» **Provided information**:
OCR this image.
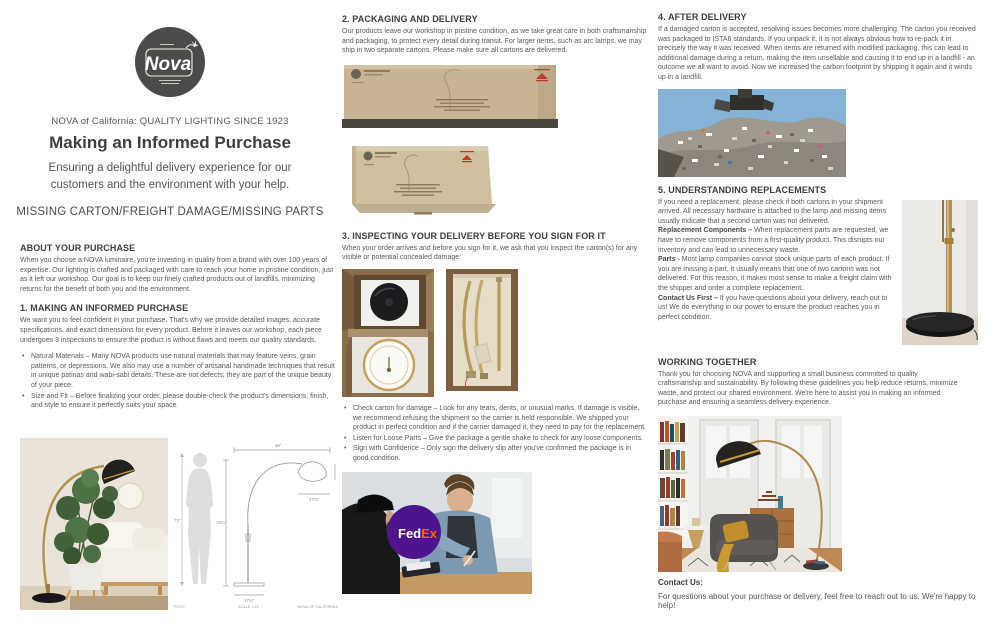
Nova
NOVA of California: QUALITY LIGHTING SINCE 1923
Making an Informed Purchase
Ensuring a delightful delivery experience for our customers and the environment with your help.
MISSING CARTON/FREIGHT DAMAGE/MISSING PARTS
ABOUT YOUR PURCHASE

When you choose a NOVA luminaire, you're investing in quality from a brand with over 100 years of expertise. Our lighting is crafted and packaged with care to reach your home in pristine condition, just as it left our workshop. Our goal is to keep our finely crafted products out of landfills, minimizing returns for the benefit of both you and the environment.

1. MAKING AN INFORMED PURCHASE

We want you to feel confident in your purchase. That's why we provide detailed images, accurate specifications, and exact dimensions for every product. Before it leaves our workshop, each piece undergoes 3 inspections to ensure the product is without flaws and meets our quality standards.

• Natural Materials – Many NOVA products use natural materials that may feature veins, grain patterns, or depressions. We also may use a number of artisanal handmade techniques that result in unique patinas and wabi-sabi details. These are not defects; they are part of the unique beauty of your piece.
• Size and Fit – Before finalizing your order, please double-check the product's dimensions, finish, and style to ensure it perfectly suits your space.
72"
48"
72¼"
17¾"
17¼"
P1007	SCALE 1:20	NOVA OF CALIFORNIA
2. PACKAGING AND DELIVERY

Our products leave our workshop in pristine condition, as we take great care in both craftsmanship and packaging, to protect every detail during transit. For larger items, such as arc lamps, we may ship in two separate cartons. Please make sure all cartons are delivered.

3. INSPECTING YOUR DELIVERY BEFORE YOU SIGN FOR IT

When your order arrives and before you sign for it, we ask that you inspect the carton(s) for any visible or potential concealed damage:

• Check carton for damage – Look for any tears, dents, or unusual marks. If damage is visible, we recommend refusing the shipment so the carrier is held responsible. We shipped your product in perfect condition and if the carrier damaged it, they need to pay for the replacement.
• Listen for Loose Parts – Give the package a gentle shake to check for any loose components.
• Sign with Confidence – Only sign the delivery slip after you've confirmed the package is in good condition.
FedEx
4. AFTER DELIVERY

If a damaged carton is accepted, resolving issues becomes more challenging. The carton you received was packaged to ISTA6 standards. If you unpack it, it is not always obvious how to re-pack it in precisely the way it was received. When items are returned with modified packaging, this can lead to additional damage during a return, making the item unsellable and causing it to end up in a landfill - an outcome we all want to avoid. Now we increased the carbon footprint by shipping it again and it winds up in a landfill.

5. UNDERSTANDING REPLACEMENTS

If you need a replacement, please check if both cartons in your shipment arrived. All necessary hardware is attached to the lamp and missing items usually indicate that a second carton was not delivered.

Replacement Components – When replacement parts are requested, we have to remove components from a first-quality product. This disrupts our inventory and can lead to unnecessary waste.

Parts - Most lamp companies cannot stock unique parts of each product. If you are missing a part, it usually means that one of two cartons was not delivered. For this reason, it makes most sense to make a freight claim with the shipper and order a complete replacement.

Contact Us First – If you have questions about your delivery, reach out to us! We do everything in our power to ensure the product reaches you in perfect condition.

WORKING TOGETHER

Thank you for choosing NOVA and supporting a small business committed to quality craftsmanship and sustainability. By following these guidelines you help reduce returns, minimize waste, and protect our shared environment. We're here to assist you in making an informed purchase and ensuring a seamless delivery experience.

Contact Us:

For questions about your purchase or delivery, feel free to reach out to us. We're happy to help!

» **What you will do**:
Generate a word-for-word copy of the preceding records, excluding all pictures.

» **The result**:
OCR this image.
Nova
NOVA of California: QUALITY LIGHTING SINCE 1923
Making an Informed Purchase
Ensuring a delightful delivery experience for our customers and the environment with your help.
MISSING CARTON/FREIGHT DAMAGE/MISSING PARTS
ABOUT YOUR PURCHASE

When you choose a NOVA luminaire, you're investing in quality from a brand with over 100 years of expertise. Our lighting is crafted and packaged with care to reach your home in pristine condition, just as it left our workshop. Our goal is to keep our finely crafted products out of landfills, minimizing returns for the benefit of both you and the environment.

1. MAKING AN INFORMED PURCHASE

We want you to feel confident in your purchase. That's why we provide detailed images, accurate specifications, and exact dimensions for every product. Before it leaves our workshop, each piece undergoes 3 inspections to ensure the product is without flaws and meets our quality standards.

• Natural Materials – Many NOVA products use natural materials that may feature veins, grain patterns, or depressions. We also may use a number of artisanal handmade techniques that result in unique patinas and wabi-sabi details. These are not defects; they are part of the unique beauty of your piece.
• Size and Fit – Before finalizing your order, please double-check the product's dimensions, finish, and style to ensure it perfectly suits your space.
72"
48"
72¼"
17¾"
17¼"
P1007	SCALE 1:20	NOVA OF CALIFORNIA
2. PACKAGING AND DELIVERY

Our products leave our workshop in pristine condition, as we take great care in both craftsmanship and packaging, to protect every detail during transit. For larger items, such as arc lamps, we may ship in two separate cartons. Please make sure all cartons are delivered.

3. INSPECTING YOUR DELIVERY BEFORE YOU SIGN FOR IT

When your order arrives and before you sign for it, we ask that you inspect the carton(s) for any visible or potential concealed damage:

• Check carton for damage – Look for any tears, dents, or unusual marks. If damage is visible, we recommend refusing the shipment so the carrier is held responsible. We shipped your product in perfect condition and if the carrier damaged it, they need to pay for the replacement.
• Listen for Loose Parts – Give the package a gentle shake to check for any loose components.
• Sign with Confidence – Only sign the delivery slip after you've confirmed the package is in good condition.
FedEx
4. AFTER DELIVERY

If a damaged carton is accepted, resolving issues becomes more challenging. The carton you received was packaged to ISTA6 standards. If you unpack it, it is not always obvious how to re-pack it in precisely the way it was received. When items are returned with modified packaging, this can lead to additional damage during a return, making the item unsellable and causing it to end up in a landfill - an outcome we all want to avoid. Now we increased the carbon footprint by shipping it again and it winds up in a landfill.

5. UNDERSTANDING REPLACEMENTS

If you need a replacement, please check if both cartons in your shipment arrived. All necessary hardware is attached to the lamp and missing items usually indicate that a second carton was not delivered.

Replacement Components – When replacement parts are requested, we have to remove components from a first-quality product. This disrupts our inventory and can lead to unnecessary waste.

Parts - Most lamp companies cannot stock unique parts of each product. If you are missing a part, it usually means that one of two cartons was not delivered. For this reason, it makes most sense to make a freight claim with the shipper and order a complete replacement.

Contact Us First – If you have questions about your delivery, reach out to us! We do everything in our power to ensure the product reaches you in perfect condition.

WORKING TOGETHER

Thank you for choosing NOVA and supporting a small business committed to quality craftsmanship and sustainability. By following these guidelines you help reduce returns, minimize waste, and protect our shared environment. We're here to assist you in making an informed purchase and ensuring a seamless delivery experience.

Contact Us:

For questions about your purchase or delivery, feel free to reach out to us. We're happy to help!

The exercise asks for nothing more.